- SET EXERCISE
Select the lines that contain "this" and copy each of them.

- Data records
##########
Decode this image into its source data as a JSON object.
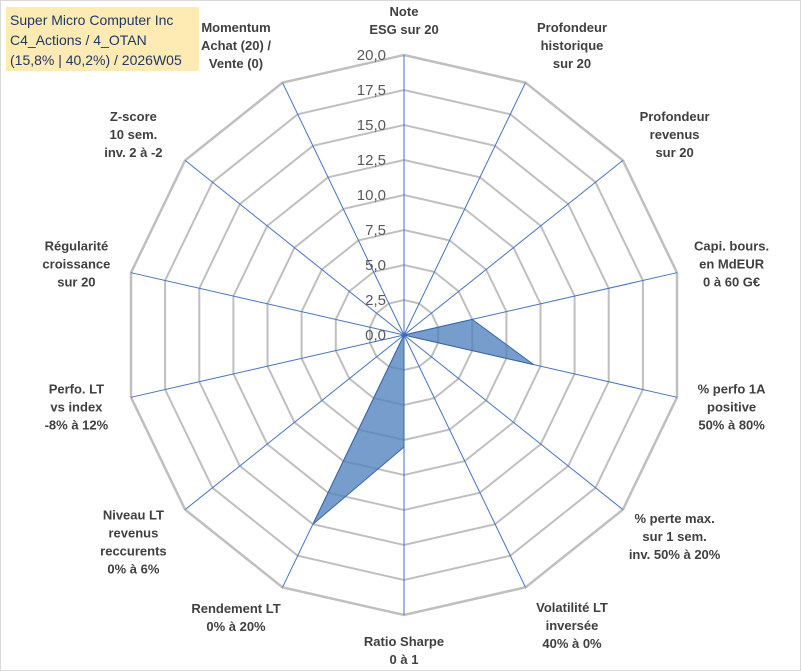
{
  "title_box": {
    "line1": "Super Micro Computer Inc",
    "line2": "C4_Actions / 4_OTAN",
    "line3": "(15,8% | 40,2%) / 2026W05"
  },
  "colors": {
    "title_bg": "#fdebb3",
    "title_text": "#1f3864",
    "grid": "#bfbfbf",
    "axis_line": "#4472c4",
    "series_fill": "#4f81bd",
    "series_stroke": "#3a66a8"
  },
  "chart_data": {
    "type": "radar",
    "rlim": [
      0,
      20
    ],
    "tick_labels": [
      "0,0",
      "2,5",
      "5,0",
      "7,5",
      "10,0",
      "12,5",
      "15,0",
      "17,5",
      "20,0"
    ],
    "gridlines": true,
    "legend": "none",
    "axes": [
      {
        "id": "note-esg",
        "lines": [
          "Note",
          "ESG sur 20"
        ]
      },
      {
        "id": "profondeur-historique",
        "lines": [
          "Profondeur",
          "historique",
          "sur 20"
        ]
      },
      {
        "id": "profondeur-revenus",
        "lines": [
          "Profondeur",
          "revenus",
          "sur 20"
        ]
      },
      {
        "id": "capi-bours",
        "lines": [
          "Capi. bours.",
          "en MdEUR",
          "0 à 60 G€"
        ]
      },
      {
        "id": "perfo-1a",
        "lines": [
          "% perfo 1A",
          "positive",
          "50% à 80%"
        ]
      },
      {
        "id": "perte-max",
        "lines": [
          "% perte max.",
          "sur 1 sem.",
          "inv. 50% à 20%"
        ]
      },
      {
        "id": "volatilite",
        "lines": [
          "Volatilité LT",
          "inversée",
          "40% à 0%"
        ]
      },
      {
        "id": "ratio-sharpe",
        "lines": [
          "Ratio Sharpe",
          "0 à 1"
        ]
      },
      {
        "id": "rendement-lt",
        "lines": [
          "Rendement LT",
          "0% à 20%"
        ]
      },
      {
        "id": "niveau-lt",
        "lines": [
          "Niveau LT",
          "revenus",
          "reccurents",
          "0% à 6%"
        ]
      },
      {
        "id": "perfo-lt",
        "lines": [
          "Perfo. LT",
          "vs index",
          "-8% à 12%"
        ]
      },
      {
        "id": "regularite",
        "lines": [
          "Régularité",
          "croissance",
          "sur 20"
        ]
      },
      {
        "id": "z-score",
        "lines": [
          "Z-score",
          "10 sem.",
          "inv. 2 à -2"
        ]
      },
      {
        "id": "momentum",
        "lines": [
          "Momentum",
          "Achat (20) /",
          "Vente (0)"
        ]
      }
    ],
    "series": [
      {
        "name": "Super Micro Computer Inc",
        "values": [
          0,
          0,
          0,
          5.0,
          9.5,
          0,
          0,
          8.0,
          15.0,
          0,
          0,
          0,
          0,
          0
        ]
      }
    ]
  }
}
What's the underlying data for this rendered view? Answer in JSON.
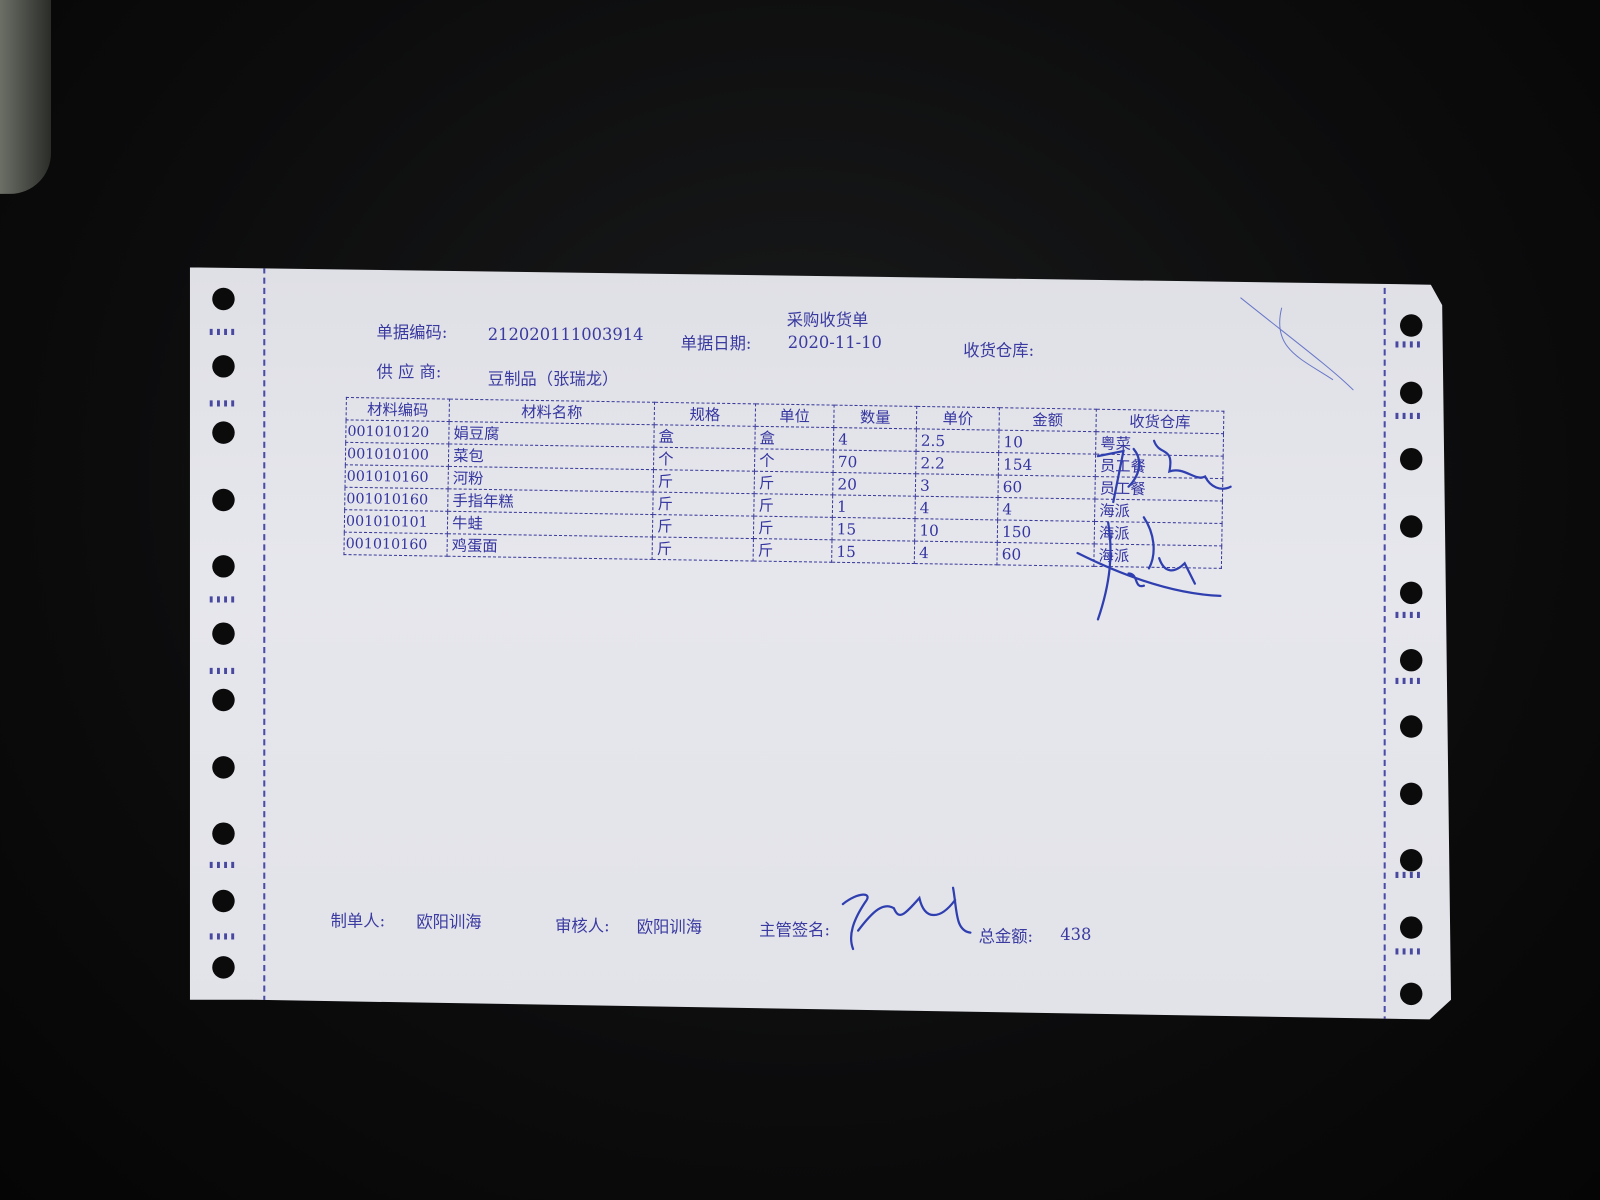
{
  "document": {
    "title": "采购收货单",
    "fields": {
      "doc_no_label": "单据编码:",
      "doc_no": "212020111003914",
      "date_label": "单据日期:",
      "date": "2020-11-10",
      "warehouse_label": "收货仓库:",
      "supplier_label": "供 应 商:",
      "supplier": "豆制品（张瑞龙）"
    },
    "table": {
      "headers": [
        "材料编码",
        "材料名称",
        "规格",
        "单位",
        "数量",
        "单价",
        "金额",
        "收货仓库"
      ],
      "rows": [
        [
          "001010120",
          "娟豆腐",
          "盒",
          "盒",
          "4",
          "2.5",
          "10",
          "粤菜"
        ],
        [
          "001010100",
          "菜包",
          "个",
          "个",
          "70",
          "2.2",
          "154",
          "员工餐"
        ],
        [
          "001010160",
          "河粉",
          "斤",
          "斤",
          "20",
          "3",
          "60",
          "员工餐"
        ],
        [
          "001010160",
          "手指年糕",
          "斤",
          "斤",
          "1",
          "4",
          "4",
          "海派"
        ],
        [
          "001010101",
          "牛蛙",
          "斤",
          "斤",
          "15",
          "10",
          "150",
          "海派"
        ],
        [
          "001010160",
          "鸡蛋面",
          "斤",
          "斤",
          "15",
          "4",
          "60",
          "海派"
        ]
      ]
    },
    "footer": {
      "maker_label": "制单人:",
      "maker": "欧阳训海",
      "reviewer_label": "审核人:",
      "reviewer": "欧阳训海",
      "supervisor_label": "主管签名:",
      "total_label": "总金额:",
      "total": "438"
    }
  },
  "colors": {
    "ink": "#3a3aa0",
    "paper": "#e3e4ea",
    "background": "#0c0c0d"
  }
}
##########
- RESPONSE TO THE TASK
Decode this image into its source data as a JSON object.
What's the underlying data for this rendered view? Answer in JSON.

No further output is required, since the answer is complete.